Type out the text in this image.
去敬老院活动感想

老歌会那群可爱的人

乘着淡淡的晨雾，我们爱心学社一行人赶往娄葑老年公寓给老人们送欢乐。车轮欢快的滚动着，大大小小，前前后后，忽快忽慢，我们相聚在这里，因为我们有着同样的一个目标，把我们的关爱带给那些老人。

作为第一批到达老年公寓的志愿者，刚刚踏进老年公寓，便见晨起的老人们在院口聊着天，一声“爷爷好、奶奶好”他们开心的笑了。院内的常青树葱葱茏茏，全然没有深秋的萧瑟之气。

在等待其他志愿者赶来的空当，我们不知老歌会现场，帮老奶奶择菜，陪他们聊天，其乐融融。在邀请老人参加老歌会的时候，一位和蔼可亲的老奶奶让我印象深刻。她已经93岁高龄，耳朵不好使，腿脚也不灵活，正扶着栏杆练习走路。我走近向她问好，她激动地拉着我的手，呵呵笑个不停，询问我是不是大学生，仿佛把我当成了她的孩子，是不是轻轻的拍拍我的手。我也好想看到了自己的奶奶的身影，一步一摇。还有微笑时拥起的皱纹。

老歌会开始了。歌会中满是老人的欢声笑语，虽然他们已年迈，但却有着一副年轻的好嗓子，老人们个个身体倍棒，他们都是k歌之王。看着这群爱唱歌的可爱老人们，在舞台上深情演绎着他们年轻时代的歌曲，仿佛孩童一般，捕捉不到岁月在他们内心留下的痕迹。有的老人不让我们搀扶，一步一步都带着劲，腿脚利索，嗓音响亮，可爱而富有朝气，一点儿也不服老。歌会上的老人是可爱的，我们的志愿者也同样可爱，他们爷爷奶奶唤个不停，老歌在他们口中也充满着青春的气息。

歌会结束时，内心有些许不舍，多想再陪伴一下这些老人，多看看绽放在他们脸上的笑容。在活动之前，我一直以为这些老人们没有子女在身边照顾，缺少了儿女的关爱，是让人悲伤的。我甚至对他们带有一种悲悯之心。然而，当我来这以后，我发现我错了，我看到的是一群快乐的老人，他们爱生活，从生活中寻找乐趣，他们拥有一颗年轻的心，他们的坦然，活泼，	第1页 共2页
+++
Retype all of the material above with every character intact.

◆ Output of the task ◆
Type out the text in this image.
去敬老院活动感想

老歌会那群可爱的人

乘着淡淡的晨雾，我们爱心学社一行人赶往娄葑老年公寓给老人们送欢乐。车轮欢快的滚动着，大大小小，前前后后，忽快忽慢，我们相聚在这里，因为我们有着同样的一个目标，把我们的关爱带给那些老人。

作为第一批到达老年公寓的志愿者，刚刚踏进老年公寓，便见晨起的老人们在院口聊着天，一声“爷爷好、奶奶好”他们开心的笑了。院内的常青树葱葱茏茏，全然没有深秋的萧瑟之气。

在等待其他志愿者赶来的空当，我们不知老歌会现场，帮老奶奶择菜，陪他们聊天，其乐融融。在邀请老人参加老歌会的时候，一位和蔼可亲的老奶奶让我印象深刻。她已经93岁高龄，耳朵不好使，腿脚也不灵活，正扶着栏杆练习走路。我走近向她问好，她激动地拉着我的手，呵呵笑个不停，询问我是不是大学生，仿佛把我当成了她的孩子，是不是轻轻的拍拍我的手。我也好想看到了自己的奶奶的身影，一步一摇。还有微笑时拥起的皱纹。

老歌会开始了。歌会中满是老人的欢声笑语，虽然他们已年迈，但却有着一副年轻的好嗓子，老人们个个身体倍棒，他们都是k歌之王。看着这群爱唱歌的可爱老人们，在舞台上深情演绎着他们年轻时代的歌曲，仿佛孩童一般，捕捉不到岁月在他们内心留下的痕迹。有的老人不让我们搀扶，一步一步都带着劲，腿脚利索，嗓音响亮，可爱而富有朝气，一点儿也不服老。歌会上的老人是可爱的，我们的志愿者也同样可爱，他们爷爷奶奶唤个不停，老歌在他们口中也充满着青春的气息。

歌会结束时，内心有些许不舍，多想再陪伴一下这些老人，多看看绽放在他们脸上的笑容。在活动之前，我一直以为这些老人们没有子女在身边照顾，缺少了儿女的关爱，是让人悲伤的。我甚至对他们带有一种悲悯之心。然而，当我来这以后，我发现我错了，我看到的是一群快乐的老人，他们爱生活，从生活中寻找乐趣，他们拥有一颗年轻的心，他们的坦然，活泼，	第1页 共2页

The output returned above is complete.